*Selected passage*:
▶
# Having a dog and a full job



## DesertDoll (Mar 22, 2011)

I'm just curious how you guys deal with having dogs and a full time job. What do you for the dogs during the day? Do you crate them, or let them wonder around the house? 



My boyfriend brought that topic up to me and it made me worry... What do I do when I go to work?


----------



## jesuschick (Dec 5, 2010)

I am happy to tell you how we do it. We did this for years and years with our boy who passed away, at age 13, last fall and with our 2 new girls who we got in November and January.

My husband and I both work outside the home. We have for 25+ years. During the day, our babies stay in this:
Amazon.com: Superyard XT Play Yard: Baby

We got the rubber puzzle type floor like they have in gyms. Ours is black. Some child care centers have it in bright colors. Their bed, blankets, water, potty pad and toys are in it. We have the heat up (or the air conditioner really warm) and the television is turned on the the Disney Channel. 

Once we are home, the attention is theirs. We rarely do anything that does not involve them and we take them everywhere. They also sleep with us. I figure it is a reverse schedule of many other dogs who are in a crate/play yard during the night. They are not placed in this area as punishment. If we do have a wedding or dinner that cannot be carry out, then they are in it for that time. 

Sure, if I was a stay at home mom or did not work outside my home I might do things differently, but that is not the case. My dogs are still happy, social well adjusted and spoiled!


----------



## DesertDoll (Mar 22, 2011)

Thank you so much!!! I was really worried about leaving my future baby home alone. I'm sure I can find a nice play pin of sorts. What kind of toys do you use to keep them busy? I hear kongs work really well.


----------



## Finn (Sep 14, 2010)

Finn is out all day when I'm at work--he uses an "indoor park." That product has really worked for us, and fortunately he uses it. With my long commute, I am usually gone 12 hours each day (which is why I don't have puppies--just adult rescue dogs). Annie is in a good sized playpen (like the previous post) with her bed, toys, and bully stick. They can see each other, but no romping together when Mom's not home. If Finn and Annie were left out together, there is no telling what I'd come home to! When i'm home, Annie is out. They are both very, very happy dogs--maybe because their backgrounds were so horrible, they are happy to have a loving home, even without a stay at home mom.
◀
*Set problem 1*: In the dog thread, which channel does jesuschick leave on the television for the dogs?
The records have nothing to do with the dog thread.

*Input records*:
▶
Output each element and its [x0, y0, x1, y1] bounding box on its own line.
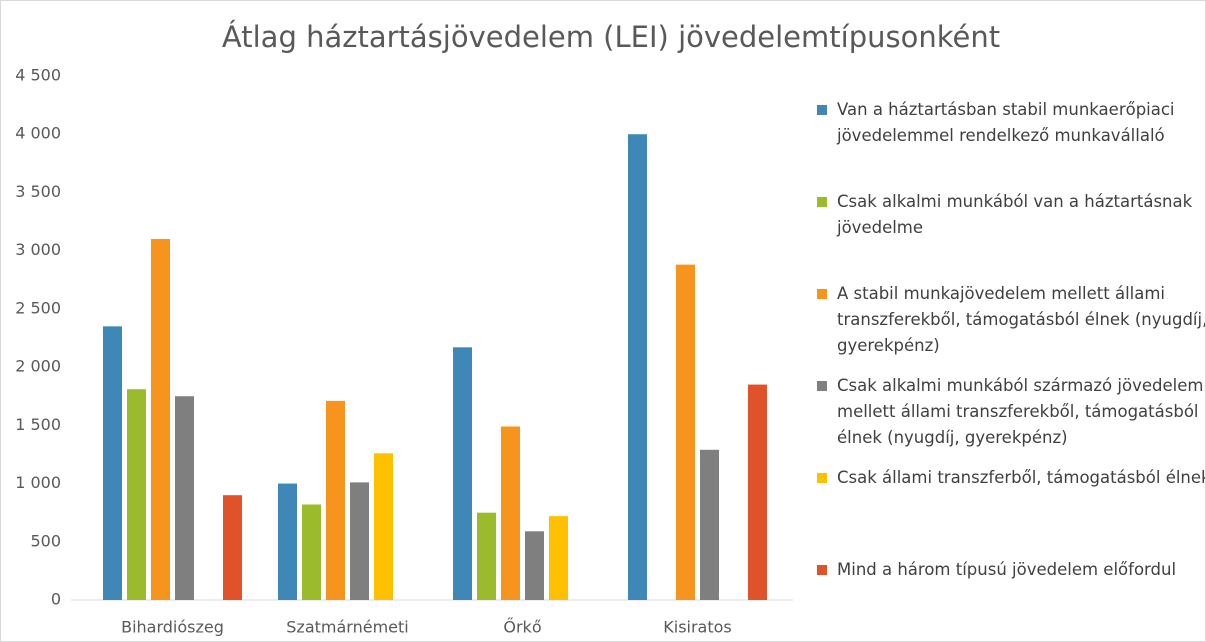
legend-entry: Csak alkalmi munkából van a háztartásnak…	[817, 189, 1205, 241]
legend-swatch	[817, 565, 827, 575]
bar	[103, 326, 122, 600]
bar	[151, 239, 170, 600]
y-tick-label: 4 000	[15, 124, 61, 143]
y-tick-label: 1 000	[15, 473, 61, 492]
legend-swatch	[817, 197, 827, 207]
bar	[278, 483, 297, 600]
bar	[374, 453, 393, 600]
legend-label: Csak alkalmi munkából származó jövedelem…	[837, 376, 1204, 447]
legend-entry: Csak alkalmi munkából származó jövedelem…	[817, 373, 1205, 451]
y-tick-label: 500	[30, 531, 61, 550]
x-tick-label: Bihardiószeg	[121, 618, 224, 637]
y-tick-label: 3 500	[15, 182, 61, 201]
y-tick-label: 3 000	[15, 240, 61, 259]
y-tick-label: 0	[51, 590, 61, 609]
legend-swatch	[817, 473, 827, 483]
legend-label: Csak állami transzferből, támogatásból é…	[837, 468, 1206, 487]
legend-swatch	[817, 381, 827, 391]
bar	[453, 347, 472, 600]
bar	[748, 384, 767, 600]
x-tick-label: Kisiratos	[663, 618, 732, 637]
legend-entry: Mind a három típusú jövedelem előfordul	[817, 557, 1205, 583]
y-tick-label: 2 000	[15, 357, 61, 376]
x-tick-label: Szatmárnémeti	[286, 618, 408, 637]
bar	[676, 264, 695, 600]
legend-entry: Van a háztartásban stabil munkaerőpiaci …	[817, 97, 1205, 149]
legend-entry: A stabil munkajövedelem mellett állami t…	[817, 281, 1206, 359]
y-tick-label: 4 500	[15, 66, 61, 85]
bar	[302, 504, 321, 600]
legend-label: Van a háztartásban stabil munkaerőpiaci …	[837, 100, 1175, 145]
bar	[477, 512, 496, 600]
bar	[628, 134, 647, 600]
legend-swatch	[817, 289, 827, 299]
y-tick-label: 2 500	[15, 298, 61, 317]
bar	[700, 449, 719, 600]
bar	[223, 495, 242, 600]
legend-label: Mind a három típusú jövedelem előfordul	[837, 560, 1177, 579]
bar	[525, 531, 544, 600]
bar	[175, 396, 194, 600]
x-tick-label: Őrkő	[503, 617, 541, 637]
bar	[326, 400, 345, 600]
bar	[549, 516, 568, 600]
legend-label: Csak alkalmi munkából van a háztartásnak…	[837, 192, 1193, 237]
bar	[350, 482, 369, 600]
legend-entry: Csak állami transzferből, támogatásból é…	[817, 465, 1206, 491]
bar	[127, 389, 146, 600]
bar	[501, 426, 520, 600]
legend-label: A stabil munkajövedelem mellett állami t…	[837, 284, 1206, 355]
legend-swatch	[817, 105, 827, 115]
y-tick-label: 1 500	[15, 415, 61, 434]
chart-title: Átlag háztartásjövedelem (LEI) jövedelem…	[222, 20, 1000, 54]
◀
*Set problem 2*: In the records, change "legend-swatch" to "legend-marker" in the lines from the one containing "legend-entry: Csak alkalmi munkából van" through the one containing "473, 827, 483]". Give back only those lines.

*Exercise output 1*: The Disney Channel.

*Exercise output 2*:
legend-entry: Csak alkalmi munkából van a háztartásnak…	[817, 189, 1205, 241]
legend-marker	[817, 565, 827, 575]
bar	[103, 326, 122, 600]
bar	[151, 239, 170, 600]
y-tick-label: 4 000	[15, 124, 61, 143]
y-tick-label: 1 000	[15, 473, 61, 492]
legend-marker	[817, 197, 827, 207]
bar	[278, 483, 297, 600]
bar	[374, 453, 393, 600]
legend-label: Csak alkalmi munkából származó jövedelem…	[837, 376, 1204, 447]
legend-entry: Csak alkalmi munkából származó jövedelem…	[817, 373, 1205, 451]
y-tick-label: 500	[30, 531, 61, 550]
x-tick-label: Bihardiószeg	[121, 618, 224, 637]
y-tick-label: 3 500	[15, 182, 61, 201]
y-tick-label: 3 000	[15, 240, 61, 259]
y-tick-label: 0	[51, 590, 61, 609]
legend-marker	[817, 473, 827, 483]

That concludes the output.